Copy the records below exactly, leaving out every picture.

── Source data

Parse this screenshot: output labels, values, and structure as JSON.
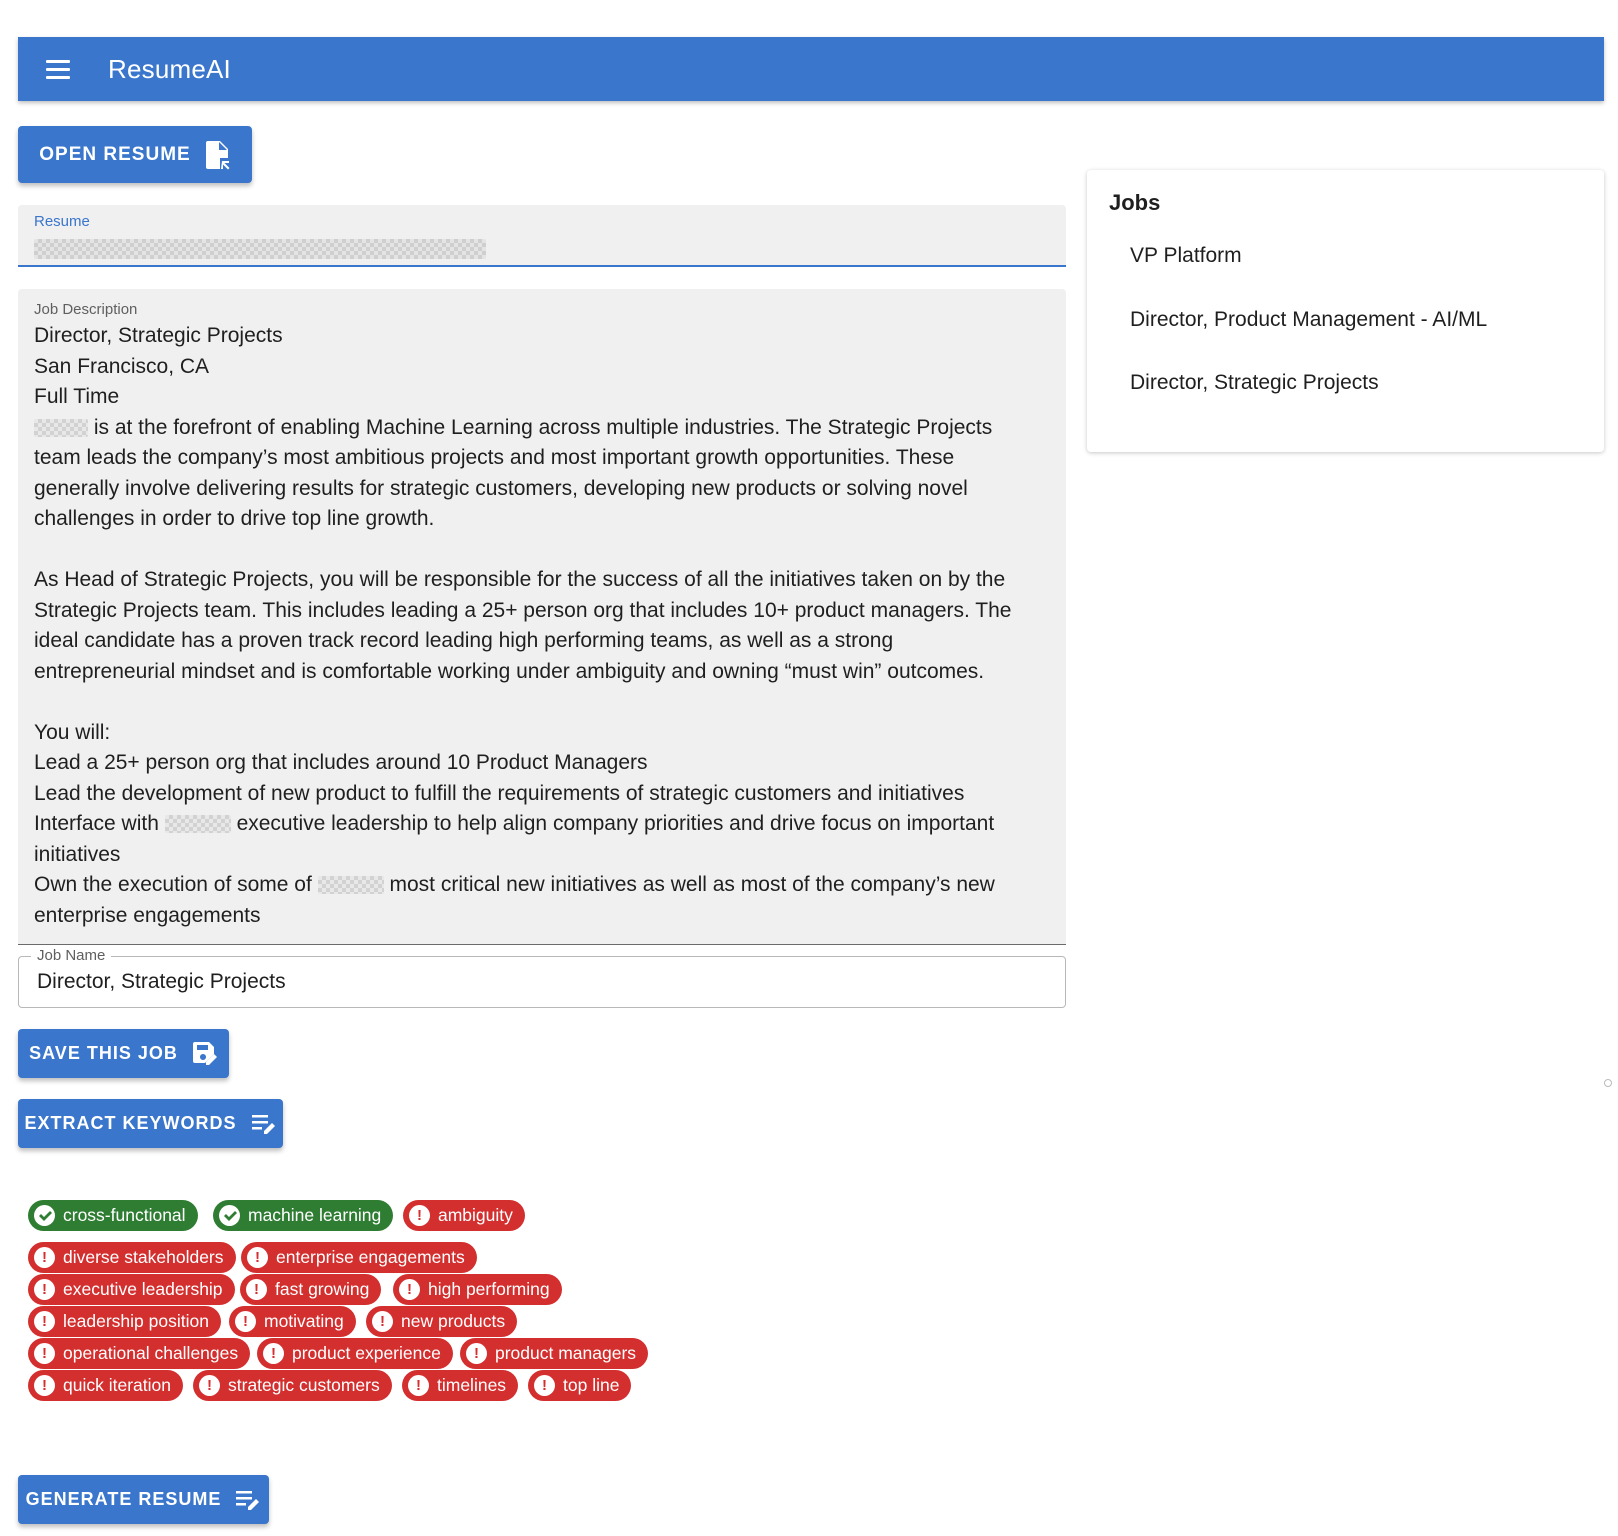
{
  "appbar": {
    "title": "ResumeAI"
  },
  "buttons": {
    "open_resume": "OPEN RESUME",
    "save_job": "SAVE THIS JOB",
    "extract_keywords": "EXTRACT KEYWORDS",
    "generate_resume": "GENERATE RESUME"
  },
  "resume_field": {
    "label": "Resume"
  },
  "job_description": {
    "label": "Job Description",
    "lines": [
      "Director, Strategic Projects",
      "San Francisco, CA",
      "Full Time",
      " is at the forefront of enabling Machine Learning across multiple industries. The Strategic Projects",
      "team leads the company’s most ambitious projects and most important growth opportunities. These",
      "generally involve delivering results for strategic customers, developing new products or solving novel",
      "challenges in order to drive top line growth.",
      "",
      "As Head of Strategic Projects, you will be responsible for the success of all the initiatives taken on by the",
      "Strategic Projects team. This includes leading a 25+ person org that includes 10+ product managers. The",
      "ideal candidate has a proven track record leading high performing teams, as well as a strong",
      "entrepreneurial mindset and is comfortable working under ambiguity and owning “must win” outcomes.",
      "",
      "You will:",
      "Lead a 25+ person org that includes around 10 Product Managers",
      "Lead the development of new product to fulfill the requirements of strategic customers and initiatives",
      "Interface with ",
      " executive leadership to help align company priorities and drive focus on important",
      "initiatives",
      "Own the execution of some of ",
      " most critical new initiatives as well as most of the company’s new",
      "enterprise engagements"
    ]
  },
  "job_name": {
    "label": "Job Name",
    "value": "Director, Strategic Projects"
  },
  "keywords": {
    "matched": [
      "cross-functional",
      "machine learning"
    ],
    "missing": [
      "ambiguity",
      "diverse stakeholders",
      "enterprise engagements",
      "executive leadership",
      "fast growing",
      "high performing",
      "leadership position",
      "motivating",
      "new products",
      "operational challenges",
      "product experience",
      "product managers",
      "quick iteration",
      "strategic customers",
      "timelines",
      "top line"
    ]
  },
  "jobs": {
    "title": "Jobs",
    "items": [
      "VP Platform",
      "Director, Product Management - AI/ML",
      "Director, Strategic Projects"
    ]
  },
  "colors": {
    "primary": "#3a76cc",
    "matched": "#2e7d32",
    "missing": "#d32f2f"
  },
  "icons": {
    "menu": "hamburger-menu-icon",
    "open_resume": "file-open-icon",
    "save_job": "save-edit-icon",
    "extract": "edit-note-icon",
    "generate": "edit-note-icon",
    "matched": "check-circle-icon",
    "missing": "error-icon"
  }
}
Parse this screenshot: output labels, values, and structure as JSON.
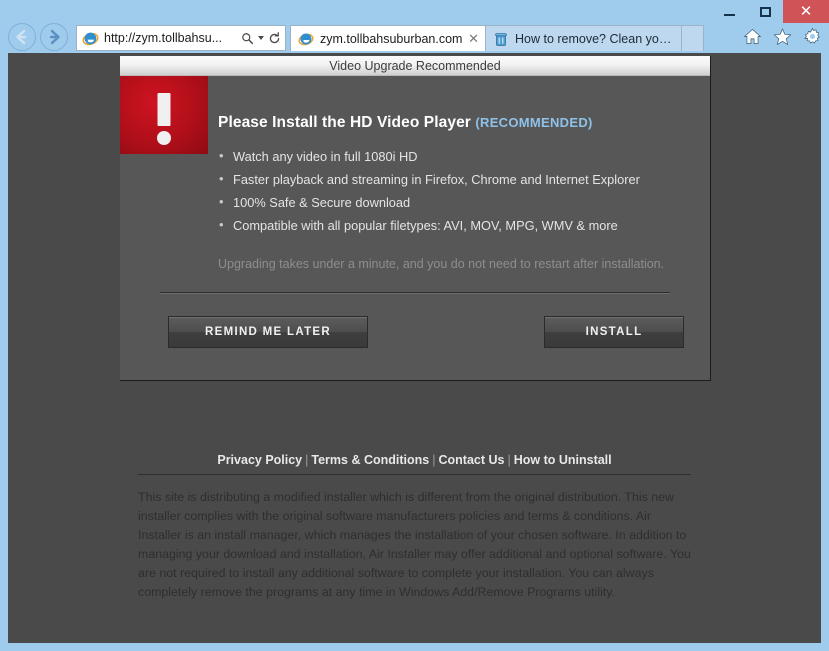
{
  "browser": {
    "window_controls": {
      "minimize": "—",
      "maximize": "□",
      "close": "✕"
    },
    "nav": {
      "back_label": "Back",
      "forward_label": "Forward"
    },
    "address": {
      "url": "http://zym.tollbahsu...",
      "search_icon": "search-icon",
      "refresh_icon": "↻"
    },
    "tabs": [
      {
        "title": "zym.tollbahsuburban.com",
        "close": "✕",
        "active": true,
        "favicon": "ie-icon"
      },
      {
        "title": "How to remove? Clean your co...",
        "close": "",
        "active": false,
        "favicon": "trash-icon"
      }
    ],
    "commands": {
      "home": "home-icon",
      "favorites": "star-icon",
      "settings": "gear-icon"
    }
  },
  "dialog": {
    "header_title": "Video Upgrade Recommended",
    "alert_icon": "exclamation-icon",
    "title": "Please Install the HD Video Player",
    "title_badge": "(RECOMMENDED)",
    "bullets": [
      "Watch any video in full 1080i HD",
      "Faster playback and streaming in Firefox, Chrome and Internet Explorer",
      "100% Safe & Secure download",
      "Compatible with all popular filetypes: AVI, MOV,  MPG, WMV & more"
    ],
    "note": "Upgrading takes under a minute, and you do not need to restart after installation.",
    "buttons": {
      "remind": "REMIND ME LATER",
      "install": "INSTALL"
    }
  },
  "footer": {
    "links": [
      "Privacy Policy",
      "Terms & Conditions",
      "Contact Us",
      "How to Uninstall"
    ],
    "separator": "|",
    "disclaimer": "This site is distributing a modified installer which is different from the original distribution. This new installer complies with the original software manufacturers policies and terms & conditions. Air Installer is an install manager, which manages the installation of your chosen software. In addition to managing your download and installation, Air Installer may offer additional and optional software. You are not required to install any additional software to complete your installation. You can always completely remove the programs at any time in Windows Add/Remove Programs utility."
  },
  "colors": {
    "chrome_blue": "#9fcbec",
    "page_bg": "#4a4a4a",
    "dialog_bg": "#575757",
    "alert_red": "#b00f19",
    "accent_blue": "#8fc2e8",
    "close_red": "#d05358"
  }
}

────

Output for this task
Parse this screenshot: output labels, values, and structure as JSON.
{
  "appbar": {
    "title": "ResumeAI"
  },
  "buttons": {
    "open_resume": "OPEN RESUME",
    "save_job": "SAVE THIS JOB",
    "extract_keywords": "EXTRACT KEYWORDS",
    "generate_resume": "GENERATE RESUME"
  },
  "resume_field": {
    "label": "Resume"
  },
  "job_description": {
    "label": "Job Description",
    "lines": [
      "Director, Strategic Projects",
      "San Francisco, CA",
      "Full Time",
      " is at the forefront of enabling Machine Learning across multiple industries. The Strategic Projects",
      "team leads the company’s most ambitious projects and most important growth opportunities. These",
      "generally involve delivering results for strategic customers, developing new products or solving novel",
      "challenges in order to drive top line growth.",
      "",
      "As Head of Strategic Projects, you will be responsible for the success of all the initiatives taken on by the",
      "Strategic Projects team. This includes leading a 25+ person org that includes 10+ product managers. The",
      "ideal candidate has a proven track record leading high performing teams, as well as a strong",
      "entrepreneurial mindset and is comfortable working under ambiguity and owning “must win” outcomes.",
      "",
      "You will:",
      "Lead a 25+ person org that includes around 10 Product Managers",
      "Lead the development of new product to fulfill the requirements of strategic customers and initiatives",
      "Interface with ",
      " executive leadership to help align company priorities and drive focus on important",
      "initiatives",
      "Own the execution of some of ",
      " most critical new initiatives as well as most of the company’s new",
      "enterprise engagements"
    ]
  },
  "job_name": {
    "label": "Job Name",
    "value": "Director, Strategic Projects"
  },
  "keywords": {
    "matched": [
      "cross-functional",
      "machine learning"
    ],
    "missing": [
      "ambiguity",
      "diverse stakeholders",
      "enterprise engagements",
      "executive leadership",
      "fast growing",
      "high performing",
      "leadership position",
      "motivating",
      "new products",
      "operational challenges",
      "product experience",
      "product managers",
      "quick iteration",
      "strategic customers",
      "timelines",
      "top line"
    ]
  },
  "jobs": {
    "title": "Jobs",
    "items": [
      "VP Platform",
      "Director, Product Management - AI/ML",
      "Director, Strategic Projects"
    ]
  },
  "colors": {
    "primary": "#3a76cc",
    "matched": "#2e7d32",
    "missing": "#d32f2f"
  },
  "icons": {
    "menu": "hamburger-menu-icon",
    "open_resume": "file-open-icon",
    "save_job": "save-edit-icon",
    "extract": "edit-note-icon",
    "generate": "edit-note-icon",
    "matched": "check-circle-icon",
    "missing": "error-icon"
  }
}
Parse this screenshot: output labels, values, and structure as JSON.
{
  "browser": {
    "window_controls": {
      "minimize": "—",
      "maximize": "□",
      "close": "✕"
    },
    "nav": {
      "back_label": "Back",
      "forward_label": "Forward"
    },
    "address": {
      "url": "http://zym.tollbahsu...",
      "search_icon": "search-icon",
      "refresh_icon": "↻"
    },
    "tabs": [
      {
        "title": "zym.tollbahsuburban.com",
        "close": "✕",
        "active": true,
        "favicon": "ie-icon"
      },
      {
        "title": "How to remove? Clean your co...",
        "close": "",
        "active": false,
        "favicon": "trash-icon"
      }
    ],
    "commands": {
      "home": "home-icon",
      "favorites": "star-icon",
      "settings": "gear-icon"
    }
  },
  "dialog": {
    "header_title": "Video Upgrade Recommended",
    "alert_icon": "exclamation-icon",
    "title": "Please Install the HD Video Player",
    "title_badge": "(RECOMMENDED)",
    "bullets": [
      "Watch any video in full 1080i HD",
      "Faster playback and streaming in Firefox, Chrome and Internet Explorer",
      "100% Safe & Secure download",
      "Compatible with all popular filetypes: AVI, MOV,  MPG, WMV & more"
    ],
    "note": "Upgrading takes under a minute, and you do not need to restart after installation.",
    "buttons": {
      "remind": "REMIND ME LATER",
      "install": "INSTALL"
    }
  },
  "footer": {
    "links": [
      "Privacy Policy",
      "Terms & Conditions",
      "Contact Us",
      "How to Uninstall"
    ],
    "separator": "|",
    "disclaimer": "This site is distributing a modified installer which is different from the original distribution. This new installer complies with the original software manufacturers policies and terms & conditions. Air Installer is an install manager, which manages the installation of your chosen software. In addition to managing your download and installation, Air Installer may offer additional and optional software. You are not required to install any additional software to complete your installation. You can always completely remove the programs at any time in Windows Add/Remove Programs utility."
  },
  "colors": {
    "chrome_blue": "#9fcbec",
    "page_bg": "#4a4a4a",
    "dialog_bg": "#575757",
    "alert_red": "#b00f19",
    "accent_blue": "#8fc2e8",
    "close_red": "#d05358"
  }
}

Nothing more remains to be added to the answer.